▶ _Data provided_:
--------------------------------------------------

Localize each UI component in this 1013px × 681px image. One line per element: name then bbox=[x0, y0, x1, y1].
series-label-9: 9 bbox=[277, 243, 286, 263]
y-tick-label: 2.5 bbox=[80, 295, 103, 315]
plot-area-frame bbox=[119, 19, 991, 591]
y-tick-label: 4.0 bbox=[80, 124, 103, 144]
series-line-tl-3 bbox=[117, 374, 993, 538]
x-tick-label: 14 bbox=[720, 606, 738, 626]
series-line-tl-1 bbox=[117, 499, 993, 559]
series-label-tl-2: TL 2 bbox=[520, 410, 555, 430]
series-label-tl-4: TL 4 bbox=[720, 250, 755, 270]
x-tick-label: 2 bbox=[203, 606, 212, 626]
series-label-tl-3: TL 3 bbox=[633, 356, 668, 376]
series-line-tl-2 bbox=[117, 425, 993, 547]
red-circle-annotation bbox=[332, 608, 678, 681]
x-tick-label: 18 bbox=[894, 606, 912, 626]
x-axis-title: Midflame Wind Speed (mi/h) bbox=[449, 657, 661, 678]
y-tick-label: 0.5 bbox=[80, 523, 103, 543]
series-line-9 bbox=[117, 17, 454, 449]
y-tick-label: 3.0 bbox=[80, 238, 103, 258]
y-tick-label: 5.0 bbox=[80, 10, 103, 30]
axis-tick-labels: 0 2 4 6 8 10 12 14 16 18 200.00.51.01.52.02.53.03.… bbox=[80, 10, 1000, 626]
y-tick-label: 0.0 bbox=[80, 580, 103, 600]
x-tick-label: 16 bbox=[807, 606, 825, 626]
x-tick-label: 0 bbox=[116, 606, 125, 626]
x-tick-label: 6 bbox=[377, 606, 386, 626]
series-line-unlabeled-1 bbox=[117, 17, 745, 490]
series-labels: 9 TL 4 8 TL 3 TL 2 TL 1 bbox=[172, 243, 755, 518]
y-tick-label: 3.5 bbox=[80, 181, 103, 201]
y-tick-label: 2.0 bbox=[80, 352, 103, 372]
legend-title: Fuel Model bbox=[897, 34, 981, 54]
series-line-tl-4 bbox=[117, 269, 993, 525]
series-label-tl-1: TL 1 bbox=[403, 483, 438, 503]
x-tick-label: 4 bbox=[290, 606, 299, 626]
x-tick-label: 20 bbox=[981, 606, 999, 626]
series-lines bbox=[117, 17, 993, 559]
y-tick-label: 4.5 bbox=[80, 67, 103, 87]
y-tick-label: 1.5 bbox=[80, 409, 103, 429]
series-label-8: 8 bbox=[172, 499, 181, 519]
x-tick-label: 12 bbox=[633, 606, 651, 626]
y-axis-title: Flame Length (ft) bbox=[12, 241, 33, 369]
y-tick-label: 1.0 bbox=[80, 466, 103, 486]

--------------------------------------------------

▶ _Task prompt_:
Retype every line of the item above without changing anything.

▶ _Finished exercise_:
Localize each UI component in this 1013px × 681px image. One line per element: name then bbox=[x0, y0, x1, y1].
series-label-9: 9 bbox=[277, 243, 286, 263]
y-tick-label: 2.5 bbox=[80, 295, 103, 315]
plot-area-frame bbox=[119, 19, 991, 591]
y-tick-label: 4.0 bbox=[80, 124, 103, 144]
series-line-tl-3 bbox=[117, 374, 993, 538]
x-tick-label: 14 bbox=[720, 606, 738, 626]
series-line-tl-1 bbox=[117, 499, 993, 559]
series-label-tl-2: TL 2 bbox=[520, 410, 555, 430]
series-label-tl-4: TL 4 bbox=[720, 250, 755, 270]
x-tick-label: 2 bbox=[203, 606, 212, 626]
series-label-tl-3: TL 3 bbox=[633, 356, 668, 376]
series-line-tl-2 bbox=[117, 425, 993, 547]
red-circle-annotation bbox=[332, 608, 678, 681]
x-tick-label: 18 bbox=[894, 606, 912, 626]
x-axis-title: Midflame Wind Speed (mi/h) bbox=[449, 657, 661, 678]
y-tick-label: 0.5 bbox=[80, 523, 103, 543]
series-line-9 bbox=[117, 17, 454, 449]
y-tick-label: 3.0 bbox=[80, 238, 103, 258]
y-tick-label: 5.0 bbox=[80, 10, 103, 30]
axis-tick-labels: 0 2 4 6 8 10 12 14 16 18 200.00.51.01.52.02.53.03.… bbox=[80, 10, 1000, 626]
y-tick-label: 0.0 bbox=[80, 580, 103, 600]
x-tick-label: 16 bbox=[807, 606, 825, 626]
x-tick-label: 0 bbox=[116, 606, 125, 626]
x-tick-label: 6 bbox=[377, 606, 386, 626]
series-line-unlabeled-1 bbox=[117, 17, 745, 490]
series-labels: 9 TL 4 8 TL 3 TL 2 TL 1 bbox=[172, 243, 755, 518]
y-tick-label: 3.5 bbox=[80, 181, 103, 201]
y-tick-label: 2.0 bbox=[80, 352, 103, 372]
legend-title: Fuel Model bbox=[897, 34, 981, 54]
series-line-tl-4 bbox=[117, 269, 993, 525]
series-label-tl-1: TL 1 bbox=[403, 483, 438, 503]
x-tick-label: 4 bbox=[290, 606, 299, 626]
x-tick-label: 20 bbox=[981, 606, 999, 626]
series-lines bbox=[117, 17, 993, 559]
y-tick-label: 4.5 bbox=[80, 67, 103, 87]
y-tick-label: 1.5 bbox=[80, 409, 103, 429]
series-label-8: 8 bbox=[172, 499, 181, 519]
x-tick-label: 12 bbox=[633, 606, 651, 626]
y-axis-title: Flame Length (ft) bbox=[12, 241, 33, 369]
y-tick-label: 1.0 bbox=[80, 466, 103, 486]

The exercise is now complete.